(Do this): Reproduce all of the records exactly.
---- Records to use
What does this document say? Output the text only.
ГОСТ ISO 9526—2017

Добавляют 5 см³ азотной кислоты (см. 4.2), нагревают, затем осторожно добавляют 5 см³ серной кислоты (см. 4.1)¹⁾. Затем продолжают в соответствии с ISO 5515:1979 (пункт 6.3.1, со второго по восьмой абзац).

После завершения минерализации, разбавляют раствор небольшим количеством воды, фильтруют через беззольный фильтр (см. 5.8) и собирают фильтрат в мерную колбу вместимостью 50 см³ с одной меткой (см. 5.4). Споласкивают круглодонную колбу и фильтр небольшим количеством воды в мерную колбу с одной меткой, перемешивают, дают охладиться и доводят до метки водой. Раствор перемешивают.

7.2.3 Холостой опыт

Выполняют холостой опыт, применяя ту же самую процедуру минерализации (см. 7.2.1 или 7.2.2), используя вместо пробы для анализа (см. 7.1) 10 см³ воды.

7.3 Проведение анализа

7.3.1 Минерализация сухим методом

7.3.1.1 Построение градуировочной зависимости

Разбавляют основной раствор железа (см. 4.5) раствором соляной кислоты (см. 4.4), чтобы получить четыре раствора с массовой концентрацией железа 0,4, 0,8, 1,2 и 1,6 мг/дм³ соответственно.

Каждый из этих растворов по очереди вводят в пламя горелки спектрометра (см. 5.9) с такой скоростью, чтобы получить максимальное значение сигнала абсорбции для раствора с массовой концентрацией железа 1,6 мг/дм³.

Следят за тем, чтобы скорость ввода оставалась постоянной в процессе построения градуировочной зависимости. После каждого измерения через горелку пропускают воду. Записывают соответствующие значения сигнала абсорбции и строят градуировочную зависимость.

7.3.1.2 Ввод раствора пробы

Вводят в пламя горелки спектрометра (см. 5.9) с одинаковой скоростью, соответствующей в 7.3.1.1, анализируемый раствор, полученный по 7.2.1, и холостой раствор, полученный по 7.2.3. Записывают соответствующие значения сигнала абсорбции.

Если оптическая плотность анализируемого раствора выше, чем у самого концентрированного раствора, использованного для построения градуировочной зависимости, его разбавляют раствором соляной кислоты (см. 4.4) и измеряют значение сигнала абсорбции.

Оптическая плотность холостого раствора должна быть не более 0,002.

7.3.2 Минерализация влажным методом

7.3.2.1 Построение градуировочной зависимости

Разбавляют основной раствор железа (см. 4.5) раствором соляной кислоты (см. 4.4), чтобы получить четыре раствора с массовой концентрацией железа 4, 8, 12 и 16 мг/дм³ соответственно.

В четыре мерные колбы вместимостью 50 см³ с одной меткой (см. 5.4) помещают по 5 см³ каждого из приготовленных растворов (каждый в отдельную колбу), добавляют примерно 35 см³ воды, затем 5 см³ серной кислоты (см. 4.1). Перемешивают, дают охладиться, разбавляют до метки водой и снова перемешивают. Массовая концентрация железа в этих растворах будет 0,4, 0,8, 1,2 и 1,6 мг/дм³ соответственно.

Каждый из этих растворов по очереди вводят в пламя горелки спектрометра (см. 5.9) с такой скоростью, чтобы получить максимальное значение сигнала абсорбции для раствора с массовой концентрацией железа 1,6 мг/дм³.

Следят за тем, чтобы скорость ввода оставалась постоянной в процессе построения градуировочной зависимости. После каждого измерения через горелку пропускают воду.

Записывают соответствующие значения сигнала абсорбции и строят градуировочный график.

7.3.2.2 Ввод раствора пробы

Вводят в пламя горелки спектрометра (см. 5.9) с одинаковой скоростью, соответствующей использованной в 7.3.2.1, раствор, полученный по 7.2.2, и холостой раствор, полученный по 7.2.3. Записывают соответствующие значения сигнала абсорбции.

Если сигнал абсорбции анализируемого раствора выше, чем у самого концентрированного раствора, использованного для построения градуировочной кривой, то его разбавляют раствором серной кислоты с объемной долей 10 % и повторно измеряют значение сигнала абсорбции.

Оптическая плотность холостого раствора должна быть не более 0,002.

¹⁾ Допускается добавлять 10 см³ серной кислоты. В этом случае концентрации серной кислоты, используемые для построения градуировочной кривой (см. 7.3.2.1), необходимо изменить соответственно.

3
--------
(Correct answer):
What does this document say? Output the text only.
ГОСТ ISO 9526—2017

Добавляют 5 см³ азотной кислоты (см. 4.2), нагревают, затем осторожно добавляют 5 см³ серной кислоты (см. 4.1)¹⁾. Затем продолжают в соответствии с ISO 5515:1979 (пункт 6.3.1, со второго по восьмой абзац).

После завершения минерализации, разбавляют раствор небольшим количеством воды, фильтруют через беззольный фильтр (см. 5.8) и собирают фильтрат в мерную колбу вместимостью 50 см³ с одной меткой (см. 5.4). Споласкивают круглодонную колбу и фильтр небольшим количеством воды в мерную колбу с одной меткой, перемешивают, дают охладиться и доводят до метки водой. Раствор перемешивают.

7.2.3 Холостой опыт

Выполняют холостой опыт, применяя ту же самую процедуру минерализации (см. 7.2.1 или 7.2.2), используя вместо пробы для анализа (см. 7.1) 10 см³ воды.

7.3 Проведение анализа

7.3.1 Минерализация сухим методом

7.3.1.1 Построение градуировочной зависимости

Разбавляют основной раствор железа (см. 4.5) раствором соляной кислоты (см. 4.4), чтобы получить четыре раствора с массовой концентрацией железа 0,4, 0,8, 1,2 и 1,6 мг/дм³ соответственно.

Каждый из этих растворов по очереди вводят в пламя горелки спектрометра (см. 5.9) с такой скоростью, чтобы получить максимальное значение сигнала абсорбции для раствора с массовой концентрацией железа 1,6 мг/дм³.

Следят за тем, чтобы скорость ввода оставалась постоянной в процессе построения градуировочной зависимости. После каждого измерения через горелку пропускают воду. Записывают соответствующие значения сигнала абсорбции и строят градуировочную зависимость.

7.3.1.2 Ввод раствора пробы

Вводят в пламя горелки спектрометра (см. 5.9) с одинаковой скоростью, соответствующей в 7.3.1.1, анализируемый раствор, полученный по 7.2.1, и холостой раствор, полученный по 7.2.3. Записывают соответствующие значения сигнала абсорбции.

Если оптическая плотность анализируемого раствора выше, чем у самого концентрированного раствора, использованного для построения градуировочной зависимости, его разбавляют раствором соляной кислоты (см. 4.4) и измеряют значение сигнала абсорбции.

Оптическая плотность холостого раствора должна быть не более 0,002.

7.3.2 Минерализация влажным методом

7.3.2.1 Построение градуировочной зависимости

Разбавляют основной раствор железа (см. 4.5) раствором соляной кислоты (см. 4.4), чтобы получить четыре раствора с массовой концентрацией железа 4, 8, 12 и 16 мг/дм³ соответственно.

В четыре мерные колбы вместимостью 50 см³ с одной меткой (см. 5.4) помещают по 5 см³ каждого из приготовленных растворов (каждый в отдельную колбу), добавляют примерно 35 см³ воды, затем 5 см³ серной кислоты (см. 4.1). Перемешивают, дают охладиться, разбавляют до метки водой и снова перемешивают. Массовая концентрация железа в этих растворах будет 0,4, 0,8, 1,2 и 1,6 мг/дм³ соответственно.

Каждый из этих растворов по очереди вводят в пламя горелки спектрометра (см. 5.9) с такой скоростью, чтобы получить максимальное значение сигнала абсорбции для раствора с массовой концентрацией железа 1,6 мг/дм³.

Следят за тем, чтобы скорость ввода оставалась постоянной в процессе построения градуировочной зависимости. После каждого измерения через горелку пропускают воду.

Записывают соответствующие значения сигнала абсорбции и строят градуировочный график.

7.3.2.2 Ввод раствора пробы

Вводят в пламя горелки спектрометра (см. 5.9) с одинаковой скоростью, соответствующей использованной в 7.3.2.1, раствор, полученный по 7.2.2, и холостой раствор, полученный по 7.2.3. Записывают соответствующие значения сигнала абсорбции.

Если сигнал абсорбции анализируемого раствора выше, чем у самого концентрированного раствора, использованного для построения градуировочной кривой, то его разбавляют раствором серной кислоты с объемной долей 10 % и повторно измеряют значение сигнала абсорбции.

Оптическая плотность холостого раствора должна быть не более 0,002.

¹⁾ Допускается добавлять 10 см³ серной кислоты. В этом случае концентрации серной кислоты, используемые для построения градуировочной кривой (см. 7.3.2.1), необходимо изменить соответственно.

3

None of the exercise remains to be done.